Look through the records below and collect all lines that hold the string "مقاس".

## [Extracted information]
□ □ □ □

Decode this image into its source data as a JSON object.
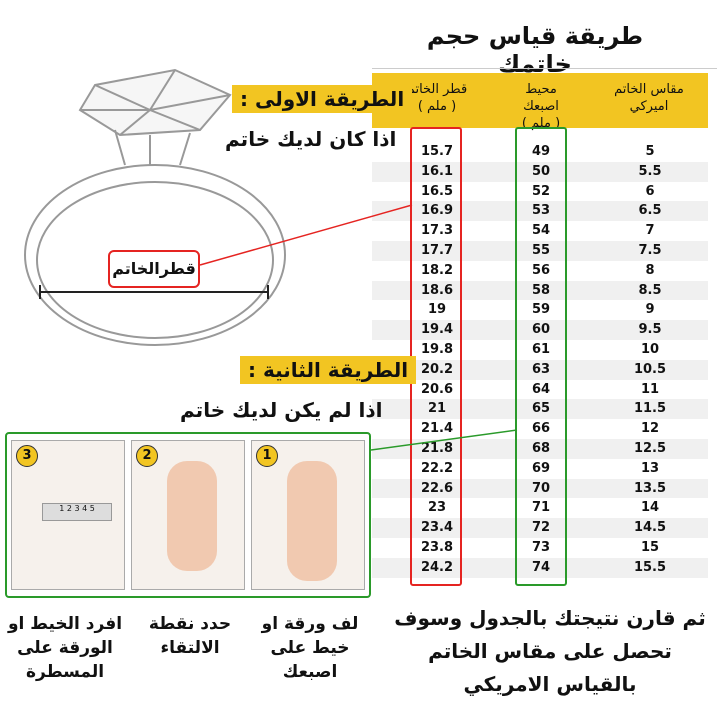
{
  "title": "طريقة قياس حجم خاتمك",
  "table": {
    "headers": {
      "diameter": "قطر الخاتم",
      "diameter_unit": "( ملم )",
      "circumference": "محيط اصبعك",
      "circumference_unit": "( ملم )",
      "us_size": "مقاس الخاتم",
      "us_size_2": "اميركي"
    },
    "rows": [
      [
        "15.7",
        "49",
        "5"
      ],
      [
        "16.1",
        "50",
        "5.5"
      ],
      [
        "16.5",
        "52",
        "6"
      ],
      [
        "16.9",
        "53",
        "6.5"
      ],
      [
        "17.3",
        "54",
        "7"
      ],
      [
        "17.7",
        "55",
        "7.5"
      ],
      [
        "18.2",
        "56",
        "8"
      ],
      [
        "18.6",
        "58",
        "8.5"
      ],
      [
        "19",
        "59",
        "9"
      ],
      [
        "19.4",
        "60",
        "9.5"
      ],
      [
        "19.8",
        "61",
        "10"
      ],
      [
        "20.2",
        "63",
        "10.5"
      ],
      [
        "20.6",
        "64",
        "11"
      ],
      [
        "21",
        "65",
        "11.5"
      ],
      [
        "21.4",
        "66",
        "12"
      ],
      [
        "21.8",
        "68",
        "12.5"
      ],
      [
        "22.2",
        "69",
        "13"
      ],
      [
        "22.6",
        "70",
        "13.5"
      ],
      [
        "23",
        "71",
        "14"
      ],
      [
        "23.4",
        "72",
        "14.5"
      ],
      [
        "23.8",
        "73",
        "15"
      ],
      [
        "24.2",
        "74",
        "15.5"
      ]
    ]
  },
  "method1": {
    "label": "الطريقة الاولى :",
    "text": "اذا كان لديك خاتم",
    "ring_label": "قطرالخاتم"
  },
  "method2": {
    "label": "الطريقة الثانية :",
    "text": "اذا لم يكن لديك خاتم"
  },
  "steps": [
    {
      "num": "1",
      "caption": "لف ورقة او خيط على اصبعك"
    },
    {
      "num": "2",
      "caption": "حدد نقطة الالتقاء"
    },
    {
      "num": "3",
      "caption": "افرد الخيط او الورقة على المسطرة"
    }
  ],
  "ruler_marks": "1 2 3 4 5",
  "conclusion": "ثم قارن نتيجتك بالجدول وسوف تحصل على مقاس الخاتم بالقياس الامريكي",
  "colors": {
    "yellow": "#f2c522",
    "red": "#e52421",
    "green": "#2a9a2a"
  }
}
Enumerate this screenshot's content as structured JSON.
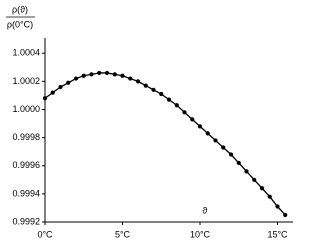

□ □ □ □

## [Task result]
      "us_size": "مقاس الخاتم",
  "conclusion": "ثم قارن نتيجتك بالجدول وسوف تحصل على مقاس الخاتم بالقياس الامريكي",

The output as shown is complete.